▶ PROBLEM TO SOLVE
Repeat each entry as written, dropping any picture you find.

▶ GIVEN RECORDS
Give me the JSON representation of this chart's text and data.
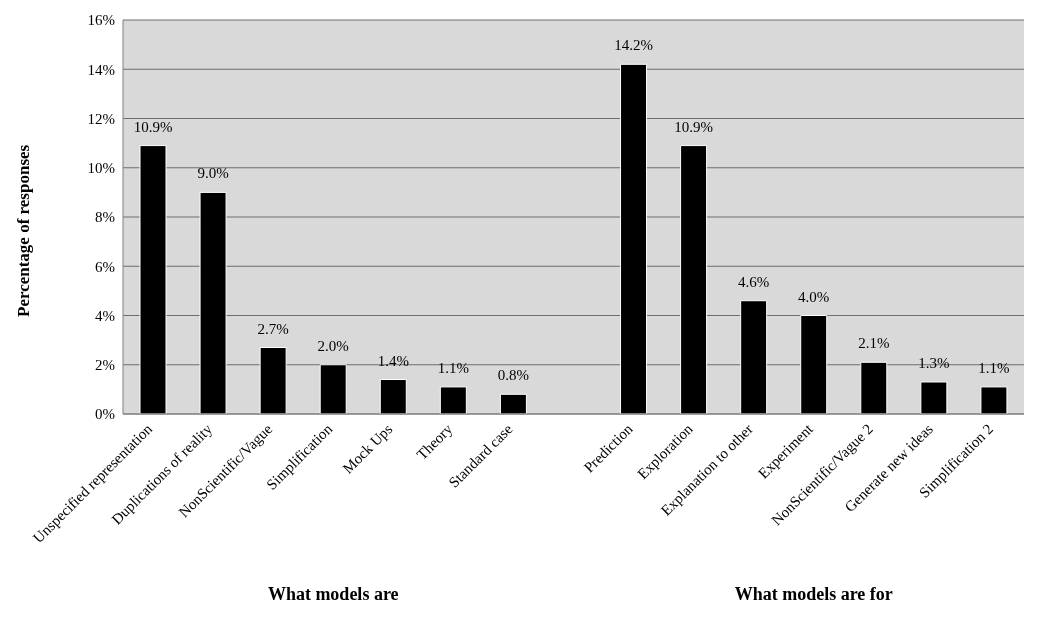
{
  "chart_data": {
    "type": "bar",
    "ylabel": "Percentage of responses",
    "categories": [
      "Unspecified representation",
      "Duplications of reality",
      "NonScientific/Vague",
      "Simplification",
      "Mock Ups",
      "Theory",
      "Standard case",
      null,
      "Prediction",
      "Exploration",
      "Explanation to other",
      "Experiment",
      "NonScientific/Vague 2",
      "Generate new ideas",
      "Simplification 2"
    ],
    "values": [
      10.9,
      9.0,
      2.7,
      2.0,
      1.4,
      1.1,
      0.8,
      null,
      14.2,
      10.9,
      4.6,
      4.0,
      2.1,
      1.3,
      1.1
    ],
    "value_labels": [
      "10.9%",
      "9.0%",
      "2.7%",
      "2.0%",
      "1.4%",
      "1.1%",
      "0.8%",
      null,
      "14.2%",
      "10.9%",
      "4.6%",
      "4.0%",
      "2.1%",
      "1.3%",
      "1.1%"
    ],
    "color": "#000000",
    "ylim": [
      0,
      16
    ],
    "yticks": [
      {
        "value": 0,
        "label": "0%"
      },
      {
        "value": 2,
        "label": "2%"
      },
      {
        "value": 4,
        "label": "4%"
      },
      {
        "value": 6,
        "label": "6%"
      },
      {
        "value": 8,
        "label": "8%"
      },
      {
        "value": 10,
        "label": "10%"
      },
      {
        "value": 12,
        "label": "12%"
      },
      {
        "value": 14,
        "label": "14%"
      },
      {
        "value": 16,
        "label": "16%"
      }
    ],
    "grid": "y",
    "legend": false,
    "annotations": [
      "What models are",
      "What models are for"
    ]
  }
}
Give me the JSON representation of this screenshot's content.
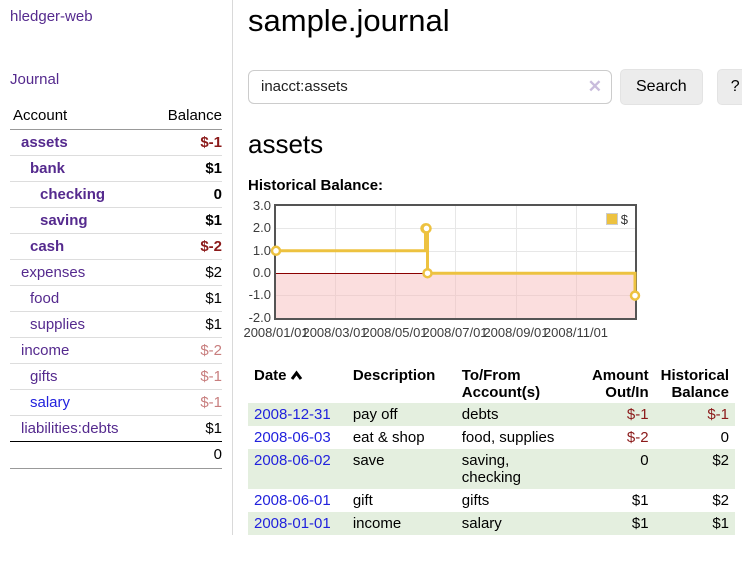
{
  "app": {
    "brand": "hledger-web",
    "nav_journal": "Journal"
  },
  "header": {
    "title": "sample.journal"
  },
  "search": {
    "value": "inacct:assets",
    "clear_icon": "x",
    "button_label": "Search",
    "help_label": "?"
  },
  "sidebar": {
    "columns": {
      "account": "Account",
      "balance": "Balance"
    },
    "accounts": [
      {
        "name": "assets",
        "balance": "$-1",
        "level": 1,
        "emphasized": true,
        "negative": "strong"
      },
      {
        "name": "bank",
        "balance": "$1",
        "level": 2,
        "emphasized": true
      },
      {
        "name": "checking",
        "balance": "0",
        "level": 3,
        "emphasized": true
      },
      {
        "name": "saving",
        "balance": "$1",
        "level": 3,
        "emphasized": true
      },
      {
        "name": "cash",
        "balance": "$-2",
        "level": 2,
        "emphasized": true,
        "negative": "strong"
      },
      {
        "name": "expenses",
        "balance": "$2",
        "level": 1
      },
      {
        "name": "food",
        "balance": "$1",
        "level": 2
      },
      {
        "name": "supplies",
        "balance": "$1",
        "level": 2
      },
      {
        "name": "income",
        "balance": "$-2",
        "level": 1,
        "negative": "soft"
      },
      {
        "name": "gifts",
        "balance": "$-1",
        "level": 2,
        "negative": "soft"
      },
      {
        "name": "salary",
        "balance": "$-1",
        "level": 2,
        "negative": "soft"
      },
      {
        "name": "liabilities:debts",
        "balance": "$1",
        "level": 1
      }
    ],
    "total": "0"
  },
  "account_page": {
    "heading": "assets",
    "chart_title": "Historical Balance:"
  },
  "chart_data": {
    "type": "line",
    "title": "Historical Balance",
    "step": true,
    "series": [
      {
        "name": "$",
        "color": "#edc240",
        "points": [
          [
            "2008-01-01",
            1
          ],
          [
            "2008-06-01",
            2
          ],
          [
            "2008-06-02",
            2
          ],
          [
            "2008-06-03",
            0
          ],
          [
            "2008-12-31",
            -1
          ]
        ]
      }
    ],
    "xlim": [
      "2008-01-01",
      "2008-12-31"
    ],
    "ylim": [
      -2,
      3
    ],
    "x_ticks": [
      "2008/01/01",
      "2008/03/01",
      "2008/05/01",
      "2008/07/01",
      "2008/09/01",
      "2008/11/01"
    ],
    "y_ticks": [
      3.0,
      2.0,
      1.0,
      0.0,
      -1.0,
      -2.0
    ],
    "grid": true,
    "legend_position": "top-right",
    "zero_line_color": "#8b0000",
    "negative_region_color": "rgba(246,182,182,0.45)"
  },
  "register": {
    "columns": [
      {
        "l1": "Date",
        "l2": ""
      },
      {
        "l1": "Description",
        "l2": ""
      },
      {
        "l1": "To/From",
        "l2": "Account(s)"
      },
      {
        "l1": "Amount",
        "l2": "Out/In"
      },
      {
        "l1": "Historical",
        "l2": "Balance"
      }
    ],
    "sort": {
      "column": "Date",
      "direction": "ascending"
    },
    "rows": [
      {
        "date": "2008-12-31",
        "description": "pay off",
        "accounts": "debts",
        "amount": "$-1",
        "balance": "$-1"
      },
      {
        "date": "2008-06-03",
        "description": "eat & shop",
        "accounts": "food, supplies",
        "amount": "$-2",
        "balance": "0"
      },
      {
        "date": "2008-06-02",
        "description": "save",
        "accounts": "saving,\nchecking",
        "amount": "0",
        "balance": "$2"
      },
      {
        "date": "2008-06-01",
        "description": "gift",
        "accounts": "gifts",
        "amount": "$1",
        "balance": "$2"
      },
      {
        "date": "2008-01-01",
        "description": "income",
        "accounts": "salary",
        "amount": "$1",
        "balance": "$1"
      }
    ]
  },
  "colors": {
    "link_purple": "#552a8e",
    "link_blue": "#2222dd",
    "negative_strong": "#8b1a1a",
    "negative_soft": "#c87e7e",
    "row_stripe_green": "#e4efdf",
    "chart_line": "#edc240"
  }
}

▶ FULL OUTPUT
Give me the JSON representation of this chart's text and data.
{
  "chart_data": {
    "type": "bar",
    "ylabel": "Percentage of responses",
    "categories": [
      "Unspecified representation",
      "Duplications of reality",
      "NonScientific/Vague",
      "Simplification",
      "Mock Ups",
      "Theory",
      "Standard case",
      null,
      "Prediction",
      "Exploration",
      "Explanation to other",
      "Experiment",
      "NonScientific/Vague 2",
      "Generate new ideas",
      "Simplification 2"
    ],
    "values": [
      10.9,
      9.0,
      2.7,
      2.0,
      1.4,
      1.1,
      0.8,
      null,
      14.2,
      10.9,
      4.6,
      4.0,
      2.1,
      1.3,
      1.1
    ],
    "value_labels": [
      "10.9%",
      "9.0%",
      "2.7%",
      "2.0%",
      "1.4%",
      "1.1%",
      "0.8%",
      null,
      "14.2%",
      "10.9%",
      "4.6%",
      "4.0%",
      "2.1%",
      "1.3%",
      "1.1%"
    ],
    "color": "#000000",
    "ylim": [
      0,
      16
    ],
    "yticks": [
      {
        "value": 0,
        "label": "0%"
      },
      {
        "value": 2,
        "label": "2%"
      },
      {
        "value": 4,
        "label": "4%"
      },
      {
        "value": 6,
        "label": "6%"
      },
      {
        "value": 8,
        "label": "8%"
      },
      {
        "value": 10,
        "label": "10%"
      },
      {
        "value": 12,
        "label": "12%"
      },
      {
        "value": 14,
        "label": "14%"
      },
      {
        "value": 16,
        "label": "16%"
      }
    ],
    "grid": "y",
    "legend": false,
    "annotations": [
      "What models are",
      "What models are for"
    ]
  }
}
Give me the JSON representation of this screenshot's content.
{
  "app": {
    "brand": "hledger-web",
    "nav_journal": "Journal"
  },
  "header": {
    "title": "sample.journal"
  },
  "search": {
    "value": "inacct:assets",
    "clear_icon": "x",
    "button_label": "Search",
    "help_label": "?"
  },
  "sidebar": {
    "columns": {
      "account": "Account",
      "balance": "Balance"
    },
    "accounts": [
      {
        "name": "assets",
        "balance": "$-1",
        "level": 1,
        "emphasized": true,
        "negative": "strong"
      },
      {
        "name": "bank",
        "balance": "$1",
        "level": 2,
        "emphasized": true
      },
      {
        "name": "checking",
        "balance": "0",
        "level": 3,
        "emphasized": true
      },
      {
        "name": "saving",
        "balance": "$1",
        "level": 3,
        "emphasized": true
      },
      {
        "name": "cash",
        "balance": "$-2",
        "level": 2,
        "emphasized": true,
        "negative": "strong"
      },
      {
        "name": "expenses",
        "balance": "$2",
        "level": 1
      },
      {
        "name": "food",
        "balance": "$1",
        "level": 2
      },
      {
        "name": "supplies",
        "balance": "$1",
        "level": 2
      },
      {
        "name": "income",
        "balance": "$-2",
        "level": 1,
        "negative": "soft"
      },
      {
        "name": "gifts",
        "balance": "$-1",
        "level": 2,
        "negative": "soft"
      },
      {
        "name": "salary",
        "balance": "$-1",
        "level": 2,
        "negative": "soft"
      },
      {
        "name": "liabilities:debts",
        "balance": "$1",
        "level": 1
      }
    ],
    "total": "0"
  },
  "account_page": {
    "heading": "assets",
    "chart_title": "Historical Balance:"
  },
  "chart_data": {
    "type": "line",
    "title": "Historical Balance",
    "step": true,
    "series": [
      {
        "name": "$",
        "color": "#edc240",
        "points": [
          [
            "2008-01-01",
            1
          ],
          [
            "2008-06-01",
            2
          ],
          [
            "2008-06-02",
            2
          ],
          [
            "2008-06-03",
            0
          ],
          [
            "2008-12-31",
            -1
          ]
        ]
      }
    ],
    "xlim": [
      "2008-01-01",
      "2008-12-31"
    ],
    "ylim": [
      -2,
      3
    ],
    "x_ticks": [
      "2008/01/01",
      "2008/03/01",
      "2008/05/01",
      "2008/07/01",
      "2008/09/01",
      "2008/11/01"
    ],
    "y_ticks": [
      3.0,
      2.0,
      1.0,
      0.0,
      -1.0,
      -2.0
    ],
    "grid": true,
    "legend_position": "top-right",
    "zero_line_color": "#8b0000",
    "negative_region_color": "rgba(246,182,182,0.45)"
  },
  "register": {
    "columns": [
      {
        "l1": "Date",
        "l2": ""
      },
      {
        "l1": "Description",
        "l2": ""
      },
      {
        "l1": "To/From",
        "l2": "Account(s)"
      },
      {
        "l1": "Amount",
        "l2": "Out/In"
      },
      {
        "l1": "Historical",
        "l2": "Balance"
      }
    ],
    "sort": {
      "column": "Date",
      "direction": "ascending"
    },
    "rows": [
      {
        "date": "2008-12-31",
        "description": "pay off",
        "accounts": "debts",
        "amount": "$-1",
        "balance": "$-1"
      },
      {
        "date": "2008-06-03",
        "description": "eat & shop",
        "accounts": "food, supplies",
        "amount": "$-2",
        "balance": "0"
      },
      {
        "date": "2008-06-02",
        "description": "save",
        "accounts": "saving,\nchecking",
        "amount": "0",
        "balance": "$2"
      },
      {
        "date": "2008-06-01",
        "description": "gift",
        "accounts": "gifts",
        "amount": "$1",
        "balance": "$2"
      },
      {
        "date": "2008-01-01",
        "description": "income",
        "accounts": "salary",
        "amount": "$1",
        "balance": "$1"
      }
    ]
  },
  "colors": {
    "link_purple": "#552a8e",
    "link_blue": "#2222dd",
    "negative_strong": "#8b1a1a",
    "negative_soft": "#c87e7e",
    "row_stripe_green": "#e4efdf",
    "chart_line": "#edc240"
  }
}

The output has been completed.